• DATASET ROWS:
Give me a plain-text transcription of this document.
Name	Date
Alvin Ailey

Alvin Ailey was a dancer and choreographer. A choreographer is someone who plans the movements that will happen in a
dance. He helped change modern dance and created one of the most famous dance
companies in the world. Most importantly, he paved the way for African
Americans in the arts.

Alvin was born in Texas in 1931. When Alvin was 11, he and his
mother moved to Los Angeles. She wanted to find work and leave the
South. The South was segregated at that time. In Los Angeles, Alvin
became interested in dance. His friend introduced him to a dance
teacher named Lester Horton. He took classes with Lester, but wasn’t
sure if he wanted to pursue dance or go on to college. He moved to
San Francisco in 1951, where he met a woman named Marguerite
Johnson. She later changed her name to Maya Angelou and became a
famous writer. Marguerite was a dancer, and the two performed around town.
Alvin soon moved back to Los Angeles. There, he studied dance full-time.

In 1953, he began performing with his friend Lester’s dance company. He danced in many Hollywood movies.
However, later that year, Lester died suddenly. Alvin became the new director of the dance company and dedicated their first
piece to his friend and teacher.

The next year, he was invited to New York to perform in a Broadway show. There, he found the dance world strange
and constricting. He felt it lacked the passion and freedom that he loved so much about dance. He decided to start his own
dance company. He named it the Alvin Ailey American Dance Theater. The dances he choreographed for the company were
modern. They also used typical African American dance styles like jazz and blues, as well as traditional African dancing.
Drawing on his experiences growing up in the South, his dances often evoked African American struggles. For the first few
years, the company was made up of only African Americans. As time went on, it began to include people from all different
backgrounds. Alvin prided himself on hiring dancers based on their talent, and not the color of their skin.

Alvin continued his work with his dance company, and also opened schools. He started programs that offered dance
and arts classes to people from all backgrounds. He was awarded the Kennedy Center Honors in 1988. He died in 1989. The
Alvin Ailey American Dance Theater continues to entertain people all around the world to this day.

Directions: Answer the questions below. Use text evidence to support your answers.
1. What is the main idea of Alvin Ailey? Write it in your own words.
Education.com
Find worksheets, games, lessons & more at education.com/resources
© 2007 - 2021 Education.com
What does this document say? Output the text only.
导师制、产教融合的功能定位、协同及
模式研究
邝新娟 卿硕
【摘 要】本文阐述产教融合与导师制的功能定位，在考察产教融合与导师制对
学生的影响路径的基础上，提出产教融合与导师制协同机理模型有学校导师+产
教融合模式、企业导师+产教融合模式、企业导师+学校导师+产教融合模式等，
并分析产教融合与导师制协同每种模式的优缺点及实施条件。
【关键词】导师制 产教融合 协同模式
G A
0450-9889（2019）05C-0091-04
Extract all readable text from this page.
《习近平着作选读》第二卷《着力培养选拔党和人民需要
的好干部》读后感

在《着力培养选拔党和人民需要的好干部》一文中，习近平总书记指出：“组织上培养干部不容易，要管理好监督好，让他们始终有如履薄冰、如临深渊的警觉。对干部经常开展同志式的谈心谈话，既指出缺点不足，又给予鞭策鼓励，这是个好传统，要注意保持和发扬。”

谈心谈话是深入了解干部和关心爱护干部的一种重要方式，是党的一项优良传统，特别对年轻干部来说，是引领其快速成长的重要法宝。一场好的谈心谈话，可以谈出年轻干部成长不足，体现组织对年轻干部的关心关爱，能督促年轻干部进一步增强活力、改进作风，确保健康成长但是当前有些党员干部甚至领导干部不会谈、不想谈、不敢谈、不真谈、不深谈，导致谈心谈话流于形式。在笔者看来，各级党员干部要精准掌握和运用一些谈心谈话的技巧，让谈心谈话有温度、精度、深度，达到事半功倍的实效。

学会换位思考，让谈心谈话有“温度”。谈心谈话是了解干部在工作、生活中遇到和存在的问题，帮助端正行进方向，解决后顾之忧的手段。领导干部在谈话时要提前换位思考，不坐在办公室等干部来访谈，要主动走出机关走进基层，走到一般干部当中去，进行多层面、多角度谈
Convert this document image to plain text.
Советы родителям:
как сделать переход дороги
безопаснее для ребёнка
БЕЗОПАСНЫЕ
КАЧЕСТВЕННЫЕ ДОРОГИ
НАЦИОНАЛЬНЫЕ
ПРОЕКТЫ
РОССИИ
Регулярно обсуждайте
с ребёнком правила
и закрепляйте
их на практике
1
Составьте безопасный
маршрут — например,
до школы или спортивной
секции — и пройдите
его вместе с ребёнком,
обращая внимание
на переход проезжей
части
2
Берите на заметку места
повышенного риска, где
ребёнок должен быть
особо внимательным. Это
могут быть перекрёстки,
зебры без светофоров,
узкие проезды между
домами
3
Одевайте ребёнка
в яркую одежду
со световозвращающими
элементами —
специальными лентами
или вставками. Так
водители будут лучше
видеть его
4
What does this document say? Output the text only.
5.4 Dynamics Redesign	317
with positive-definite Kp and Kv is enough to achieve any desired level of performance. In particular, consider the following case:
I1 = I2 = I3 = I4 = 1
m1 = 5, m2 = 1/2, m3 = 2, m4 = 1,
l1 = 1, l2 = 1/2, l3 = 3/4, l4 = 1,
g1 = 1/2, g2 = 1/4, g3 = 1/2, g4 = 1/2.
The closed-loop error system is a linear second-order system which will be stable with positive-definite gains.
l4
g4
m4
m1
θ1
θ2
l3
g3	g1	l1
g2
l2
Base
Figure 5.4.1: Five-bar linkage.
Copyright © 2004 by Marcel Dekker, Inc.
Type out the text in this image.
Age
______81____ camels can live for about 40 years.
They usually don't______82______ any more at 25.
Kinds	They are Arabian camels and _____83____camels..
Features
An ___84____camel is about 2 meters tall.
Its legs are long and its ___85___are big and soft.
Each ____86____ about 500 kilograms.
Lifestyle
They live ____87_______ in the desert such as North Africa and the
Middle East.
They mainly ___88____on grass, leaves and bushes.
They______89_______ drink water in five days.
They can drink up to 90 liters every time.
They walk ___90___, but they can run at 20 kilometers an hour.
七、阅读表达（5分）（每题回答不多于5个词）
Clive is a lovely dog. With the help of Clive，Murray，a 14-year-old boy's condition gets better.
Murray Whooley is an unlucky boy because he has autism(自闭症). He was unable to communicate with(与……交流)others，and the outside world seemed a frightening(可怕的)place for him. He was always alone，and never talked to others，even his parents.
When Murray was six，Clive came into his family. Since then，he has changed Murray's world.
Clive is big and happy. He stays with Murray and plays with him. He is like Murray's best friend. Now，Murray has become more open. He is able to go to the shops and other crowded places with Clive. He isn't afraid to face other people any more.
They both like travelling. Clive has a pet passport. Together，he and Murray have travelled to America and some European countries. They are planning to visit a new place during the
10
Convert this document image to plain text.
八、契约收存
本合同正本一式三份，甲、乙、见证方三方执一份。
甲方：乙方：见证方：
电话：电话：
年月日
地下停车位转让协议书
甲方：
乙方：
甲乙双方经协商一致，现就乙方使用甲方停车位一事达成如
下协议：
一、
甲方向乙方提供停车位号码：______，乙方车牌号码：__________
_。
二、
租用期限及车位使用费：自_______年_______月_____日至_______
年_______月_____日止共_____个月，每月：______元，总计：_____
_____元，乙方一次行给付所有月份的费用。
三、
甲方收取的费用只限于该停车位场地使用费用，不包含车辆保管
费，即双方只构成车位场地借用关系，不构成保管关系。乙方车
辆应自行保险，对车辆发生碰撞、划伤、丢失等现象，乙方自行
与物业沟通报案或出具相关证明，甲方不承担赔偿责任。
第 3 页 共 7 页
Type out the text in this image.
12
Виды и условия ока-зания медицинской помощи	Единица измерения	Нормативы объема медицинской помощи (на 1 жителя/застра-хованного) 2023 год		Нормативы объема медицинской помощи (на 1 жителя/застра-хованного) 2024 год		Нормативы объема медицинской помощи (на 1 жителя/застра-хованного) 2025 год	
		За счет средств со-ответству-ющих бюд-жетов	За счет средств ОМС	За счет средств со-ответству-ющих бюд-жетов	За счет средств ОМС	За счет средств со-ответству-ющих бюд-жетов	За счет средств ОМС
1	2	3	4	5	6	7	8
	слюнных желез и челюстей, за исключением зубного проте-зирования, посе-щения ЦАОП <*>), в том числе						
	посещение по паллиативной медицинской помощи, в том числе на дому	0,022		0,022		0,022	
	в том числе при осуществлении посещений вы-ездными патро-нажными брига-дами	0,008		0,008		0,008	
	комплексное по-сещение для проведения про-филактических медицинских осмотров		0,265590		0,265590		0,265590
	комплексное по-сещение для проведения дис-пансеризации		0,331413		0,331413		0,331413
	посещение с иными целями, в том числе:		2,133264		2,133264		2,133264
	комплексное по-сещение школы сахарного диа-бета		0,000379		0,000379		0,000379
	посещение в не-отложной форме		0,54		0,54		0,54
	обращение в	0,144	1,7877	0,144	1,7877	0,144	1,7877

• EXERCISE DETAILS: Say how many lines in the entries contain the string "Murray", and say nothing else.

• SOLUTION TO THIS TASK: 5